■ **Short exercise**: Pull out every line of the listing below where "میثم" appears.

-- Begin Listed records --

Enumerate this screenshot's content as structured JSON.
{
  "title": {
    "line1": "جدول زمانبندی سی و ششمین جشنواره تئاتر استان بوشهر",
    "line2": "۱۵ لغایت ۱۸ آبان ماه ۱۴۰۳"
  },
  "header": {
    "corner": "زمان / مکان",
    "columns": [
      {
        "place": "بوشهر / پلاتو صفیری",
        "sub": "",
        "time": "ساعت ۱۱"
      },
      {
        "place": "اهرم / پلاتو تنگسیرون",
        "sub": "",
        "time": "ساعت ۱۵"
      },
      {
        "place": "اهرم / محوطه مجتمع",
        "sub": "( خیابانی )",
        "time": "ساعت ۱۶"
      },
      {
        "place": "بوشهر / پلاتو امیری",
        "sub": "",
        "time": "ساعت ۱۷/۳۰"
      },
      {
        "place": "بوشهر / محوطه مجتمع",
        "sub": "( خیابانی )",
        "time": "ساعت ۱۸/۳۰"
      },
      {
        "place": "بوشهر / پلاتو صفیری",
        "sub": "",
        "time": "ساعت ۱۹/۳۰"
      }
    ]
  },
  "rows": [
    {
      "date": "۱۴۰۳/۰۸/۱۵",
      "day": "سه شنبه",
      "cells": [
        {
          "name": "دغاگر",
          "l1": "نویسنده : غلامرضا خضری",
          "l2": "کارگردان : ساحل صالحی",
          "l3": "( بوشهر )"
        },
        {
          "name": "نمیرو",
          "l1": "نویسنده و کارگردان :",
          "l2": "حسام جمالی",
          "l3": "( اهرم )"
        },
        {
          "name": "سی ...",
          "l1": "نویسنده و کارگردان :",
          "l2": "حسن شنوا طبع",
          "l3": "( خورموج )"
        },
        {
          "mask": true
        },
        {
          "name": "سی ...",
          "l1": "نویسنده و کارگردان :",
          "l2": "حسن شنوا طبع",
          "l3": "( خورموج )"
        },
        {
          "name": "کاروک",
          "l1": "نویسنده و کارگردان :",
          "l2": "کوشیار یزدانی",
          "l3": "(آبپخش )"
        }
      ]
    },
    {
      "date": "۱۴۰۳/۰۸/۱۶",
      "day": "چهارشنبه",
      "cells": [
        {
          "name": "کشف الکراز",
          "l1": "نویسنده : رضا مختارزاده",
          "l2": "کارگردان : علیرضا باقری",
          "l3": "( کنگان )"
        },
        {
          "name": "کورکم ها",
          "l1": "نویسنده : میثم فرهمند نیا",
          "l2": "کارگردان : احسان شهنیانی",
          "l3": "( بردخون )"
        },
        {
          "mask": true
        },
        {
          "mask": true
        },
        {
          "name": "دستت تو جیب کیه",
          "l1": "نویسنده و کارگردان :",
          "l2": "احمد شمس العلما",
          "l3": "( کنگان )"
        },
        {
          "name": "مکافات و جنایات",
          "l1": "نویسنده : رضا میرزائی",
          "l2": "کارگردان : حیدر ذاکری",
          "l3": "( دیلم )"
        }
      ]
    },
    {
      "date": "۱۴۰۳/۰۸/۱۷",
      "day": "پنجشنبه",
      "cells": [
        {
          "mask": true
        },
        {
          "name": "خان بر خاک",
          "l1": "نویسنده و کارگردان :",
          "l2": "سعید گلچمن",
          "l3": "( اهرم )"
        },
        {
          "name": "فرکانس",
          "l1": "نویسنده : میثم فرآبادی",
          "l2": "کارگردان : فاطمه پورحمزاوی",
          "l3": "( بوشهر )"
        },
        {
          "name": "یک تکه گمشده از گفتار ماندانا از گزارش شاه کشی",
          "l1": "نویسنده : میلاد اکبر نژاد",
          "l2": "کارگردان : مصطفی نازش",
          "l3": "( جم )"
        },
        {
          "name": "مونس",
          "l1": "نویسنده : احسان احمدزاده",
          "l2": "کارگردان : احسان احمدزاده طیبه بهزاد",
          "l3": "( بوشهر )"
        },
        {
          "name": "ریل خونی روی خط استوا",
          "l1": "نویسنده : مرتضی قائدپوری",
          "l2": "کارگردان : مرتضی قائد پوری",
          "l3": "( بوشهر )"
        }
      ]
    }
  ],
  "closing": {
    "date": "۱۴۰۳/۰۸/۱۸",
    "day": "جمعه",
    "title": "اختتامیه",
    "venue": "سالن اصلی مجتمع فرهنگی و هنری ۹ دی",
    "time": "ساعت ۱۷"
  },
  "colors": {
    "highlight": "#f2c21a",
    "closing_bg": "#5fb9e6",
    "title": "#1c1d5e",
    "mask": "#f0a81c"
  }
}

-- End Listed records --

■ **Solution to the exercise**:
          "l1": "نویسنده : میثم فرهمند نیا",
          "l1": "نویسنده : میثم فرآبادی",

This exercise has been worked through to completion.